— Task statement —
Write out each line from the data below that includes the word "title".

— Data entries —
= = = =

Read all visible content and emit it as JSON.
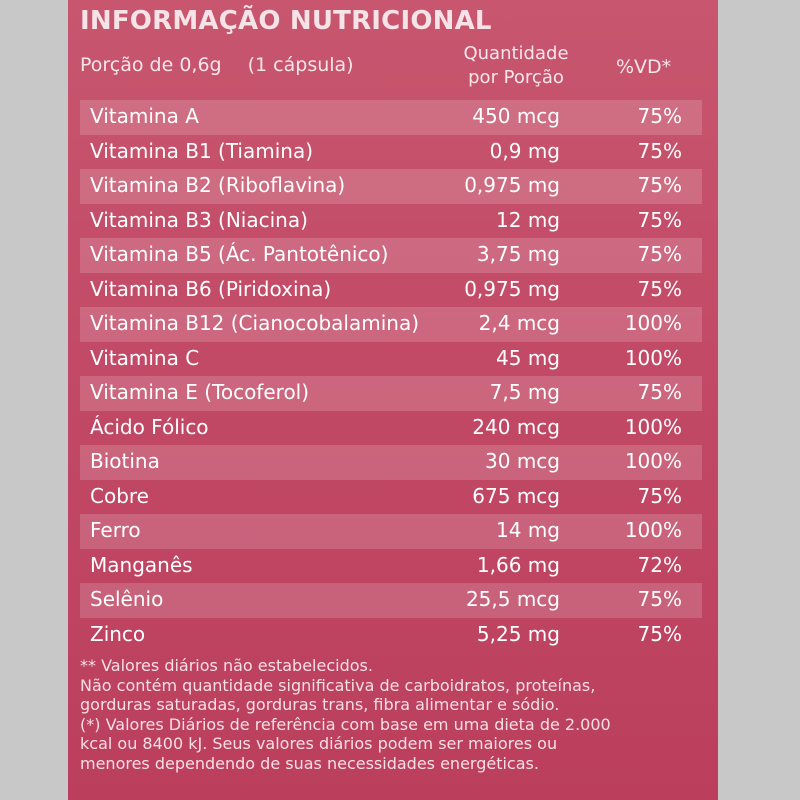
{
  "header": {
    "title": "INFORMAÇÃO NUTRICIONAL",
    "portion": "Porção de 0,6g",
    "capsule": "(1 cápsula)",
    "quantity_line1": "Quantidade",
    "quantity_line2": "por Porção",
    "vd": "%VD*"
  },
  "rows": [
    {
      "name": "Vitamina A",
      "qty": "450 mcg",
      "vd": "75%"
    },
    {
      "name": "Vitamina B1 (Tiamina)",
      "qty": "0,9 mg",
      "vd": "75%"
    },
    {
      "name": "Vitamina B2 (Riboflavina)",
      "qty": "0,975 mg",
      "vd": "75%"
    },
    {
      "name": "Vitamina B3 (Niacina)",
      "qty": "12 mg",
      "vd": "75%"
    },
    {
      "name": "Vitamina B5 (Ác. Pantotênico)",
      "qty": "3,75 mg",
      "vd": "75%"
    },
    {
      "name": "Vitamina B6 (Piridoxina)",
      "qty": "0,975 mg",
      "vd": "75%"
    },
    {
      "name": "Vitamina B12 (Cianocobalamina)",
      "qty": "2,4 mcg",
      "vd": "100%"
    },
    {
      "name": "Vitamina C",
      "qty": "45 mg",
      "vd": "100%"
    },
    {
      "name": "Vitamina E (Tocoferol)",
      "qty": "7,5 mg",
      "vd": "75%"
    },
    {
      "name": "Ácido Fólico",
      "qty": "240 mcg",
      "vd": "100%"
    },
    {
      "name": "Biotina",
      "qty": "30 mcg",
      "vd": "100%"
    },
    {
      "name": "Cobre",
      "qty": "675 mcg",
      "vd": "75%"
    },
    {
      "name": "Ferro",
      "qty": "14 mg",
      "vd": "100%"
    },
    {
      "name": "Manganês",
      "qty": "1,66 mg",
      "vd": "72%"
    },
    {
      "name": "Selênio",
      "qty": "25,5 mcg",
      "vd": "75%"
    },
    {
      "name": "Zinco",
      "qty": "5,25 mg",
      "vd": "75%"
    }
  ],
  "footer": {
    "line1": "** Valores  diários  não estabelecidos.",
    "line2": "Não contém quantidade significativa de carboidratos, proteínas,",
    "line3": "gorduras saturadas, gorduras trans, fibra alimentar e sódio.",
    "line4": "(*) Valores Diários de referência com base em uma dieta de 2.000",
    "line5": "kcal ou 8400 kJ. Seus valores diários podem ser maiores ou",
    "line6": "menores dependendo de suas necessidades energéticas."
  },
  "colors": {
    "panel": "#c24a66",
    "background": "#c9c8c8"
  }
}
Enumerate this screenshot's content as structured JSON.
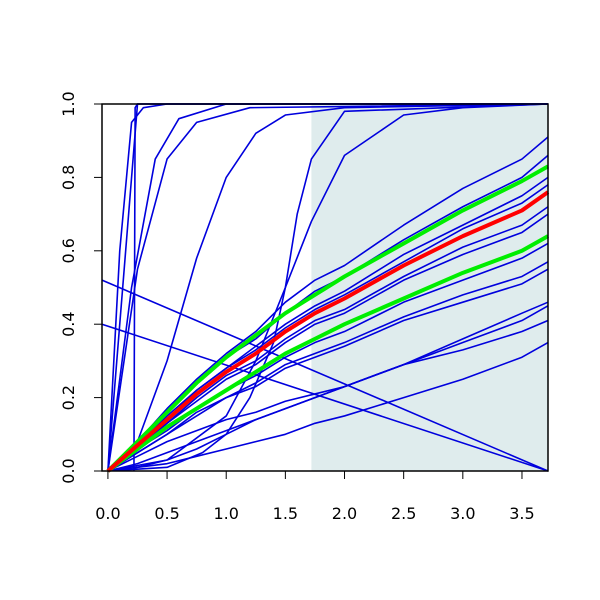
{
  "chart_data": {
    "type": "line",
    "xlim": [
      -0.05,
      3.72
    ],
    "ylim": [
      0,
      1
    ],
    "xticks": [
      {
        "value": 0,
        "label": "0.0"
      },
      0.5,
      {
        "value": 1,
        "label": "1.0"
      },
      1.5,
      {
        "value": 2,
        "label": "2.0"
      },
      2.5,
      {
        "value": 3,
        "label": "3.0"
      },
      3.5
    ],
    "yticks": [
      {
        "value": 0,
        "label": "0.0"
      },
      0.2,
      0.4,
      0.6,
      0.8,
      {
        "value": 1,
        "label": "1.0"
      }
    ],
    "shade": {
      "x": [
        1.72,
        3.72
      ],
      "color": "#dfeced"
    },
    "x": [
      0,
      0.25,
      0.5,
      0.75,
      1,
      1.25,
      1.5,
      1.75,
      2,
      2.5,
      3,
      3.5,
      3.72
    ],
    "series": [
      {
        "color": "#0000dd",
        "values": [
          0,
          0.08,
          0.17,
          0.25,
          0.32,
          0.38,
          0.46,
          0.52,
          0.56,
          0.67,
          0.77,
          0.85,
          0.91
        ]
      },
      {
        "color": "#0000dd",
        "values": [
          0,
          0.08,
          0.16,
          0.24,
          0.31,
          0.36,
          0.43,
          0.49,
          0.53,
          0.63,
          0.72,
          0.8,
          0.86
        ]
      },
      {
        "color": "#0000dd",
        "values": [
          0,
          0.07,
          0.15,
          0.22,
          0.28,
          0.34,
          0.4,
          0.45,
          0.49,
          0.59,
          0.67,
          0.75,
          0.8
        ]
      },
      {
        "color": "#0000dd",
        "values": [
          0,
          0.07,
          0.14,
          0.22,
          0.28,
          0.33,
          0.39,
          0.44,
          0.48,
          0.57,
          0.66,
          0.73,
          0.78
        ]
      },
      {
        "color": "#0000dd",
        "values": [
          0,
          0.07,
          0.13,
          0.2,
          0.26,
          0.3,
          0.36,
          0.41,
          0.44,
          0.53,
          0.61,
          0.67,
          0.72
        ]
      },
      {
        "color": "#0000dd",
        "values": [
          0,
          0.06,
          0.13,
          0.19,
          0.25,
          0.29,
          0.35,
          0.4,
          0.43,
          0.52,
          0.59,
          0.65,
          0.7
        ]
      },
      {
        "color": "#0000dd",
        "values": [
          0,
          0.06,
          0.11,
          0.17,
          0.22,
          0.26,
          0.31,
          0.35,
          0.38,
          0.46,
          0.52,
          0.58,
          0.62
        ]
      },
      {
        "color": "#0000dd",
        "values": [
          0,
          0.05,
          0.1,
          0.16,
          0.2,
          0.24,
          0.29,
          0.32,
          0.35,
          0.42,
          0.48,
          0.53,
          0.57
        ]
      },
      {
        "color": "#0000dd",
        "values": [
          0,
          0.05,
          0.1,
          0.15,
          0.2,
          0.23,
          0.28,
          0.31,
          0.34,
          0.41,
          0.46,
          0.51,
          0.55
        ]
      },
      {
        "color": "#0000dd",
        "values": [
          0,
          0.01,
          0.03,
          0.06,
          0.1,
          0.14,
          0.17,
          0.2,
          0.23,
          0.29,
          0.36,
          0.43,
          0.46
        ]
      },
      {
        "color": "#0000dd",
        "values": [
          0,
          0.02,
          0.05,
          0.08,
          0.11,
          0.14,
          0.17,
          0.2,
          0.23,
          0.29,
          0.35,
          0.41,
          0.45
        ]
      },
      {
        "color": "#0000dd",
        "values": [
          0,
          0.04,
          0.08,
          0.11,
          0.14,
          0.16,
          0.19,
          0.21,
          0.23,
          0.29,
          0.33,
          0.38,
          0.41
        ]
      },
      {
        "color": "#0000dd",
        "values": [
          0,
          0.01,
          0.02,
          0.04,
          0.06,
          0.08,
          0.1,
          0.13,
          0.15,
          0.2,
          0.25,
          0.31,
          0.35
        ]
      },
      {
        "color": "#0000dd",
        "x": [
          -0.05,
          3.72
        ],
        "values": [
          0.52,
          0
        ]
      },
      {
        "color": "#0000dd",
        "x": [
          -0.05,
          3.72
        ],
        "values": [
          0.4,
          0
        ]
      },
      {
        "color": "#0000dd",
        "x": [
          0,
          0.5,
          0.8,
          1,
          1.2,
          1.4,
          1.5,
          1.6,
          1.72,
          2,
          3.72
        ],
        "values": [
          0,
          0.01,
          0.05,
          0.1,
          0.2,
          0.35,
          0.5,
          0.7,
          0.85,
          0.98,
          1
        ]
      },
      {
        "color": "#0000dd",
        "x": [
          0,
          0.25,
          0.5,
          0.75,
          1,
          1.25,
          1.5,
          2,
          3.72
        ],
        "values": [
          0,
          0.08,
          0.3,
          0.58,
          0.8,
          0.92,
          0.97,
          0.99,
          1
        ]
      },
      {
        "color": "#0000dd",
        "x": [
          0,
          0.5,
          1,
          1.25,
          1.5,
          1.72,
          2,
          2.5,
          3,
          3.72
        ],
        "values": [
          0,
          0.03,
          0.15,
          0.3,
          0.5,
          0.68,
          0.86,
          0.97,
          0.99,
          1
        ]
      },
      {
        "color": "#0000dd",
        "x": [
          0,
          0.1,
          0.2,
          0.3,
          0.5,
          3.72
        ],
        "values": [
          0,
          0.6,
          0.95,
          0.99,
          1,
          1
        ]
      },
      {
        "color": "#0000dd",
        "x": [
          0,
          0.2,
          0.4,
          0.6,
          1,
          3.72
        ],
        "values": [
          0,
          0.5,
          0.85,
          0.96,
          1,
          1
        ]
      },
      {
        "color": "#0000dd",
        "x": [
          0,
          0.25,
          0.5,
          0.75,
          1.2,
          3.72
        ],
        "values": [
          0,
          0.55,
          0.85,
          0.95,
          0.99,
          1
        ]
      },
      {
        "color": "#0000dd",
        "x": [
          0.22,
          0.23,
          0.25,
          3.72
        ],
        "values": [
          0,
          0.99,
          1,
          1
        ]
      },
      {
        "color": "#0000dd",
        "x": [
          0,
          0.25,
          3.72
        ],
        "values": [
          0,
          1,
          1
        ]
      },
      {
        "color": "#00ee00",
        "width": 4,
        "values": [
          0,
          0.08,
          0.16,
          0.24,
          0.31,
          0.37,
          0.43,
          0.48,
          0.53,
          0.62,
          0.71,
          0.79,
          0.83
        ]
      },
      {
        "color": "#00ee00",
        "width": 4,
        "values": [
          0,
          0.06,
          0.12,
          0.17,
          0.22,
          0.27,
          0.32,
          0.36,
          0.4,
          0.47,
          0.54,
          0.6,
          0.64
        ]
      },
      {
        "color": "#ff0000",
        "width": 4,
        "values": [
          0,
          0.07,
          0.14,
          0.21,
          0.27,
          0.32,
          0.38,
          0.43,
          0.47,
          0.56,
          0.64,
          0.71,
          0.76
        ]
      }
    ]
  }
}
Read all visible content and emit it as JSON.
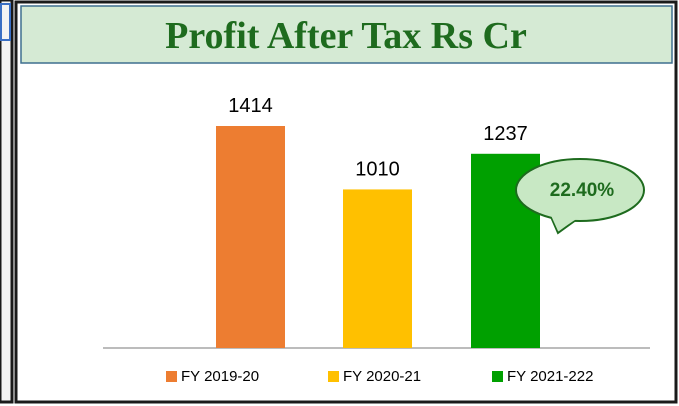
{
  "chart_data": {
    "type": "bar",
    "title": "Profit After Tax Rs Cr",
    "series": [
      {
        "name": "FY 2019-20",
        "color": "#ed7d31",
        "values": [
          1414
        ]
      },
      {
        "name": "FY 2020-21",
        "color": "#ffc000",
        "values": [
          1010
        ]
      },
      {
        "name": "FY 2021-222",
        "color": "#00a000",
        "values": [
          1237
        ]
      }
    ],
    "annotation": "22.40%"
  }
}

= = = =

— Final result —
    "title": "INFORMAÇÃO NUTRICIONAL",
    "title": "Profit After Tax Rs Cr",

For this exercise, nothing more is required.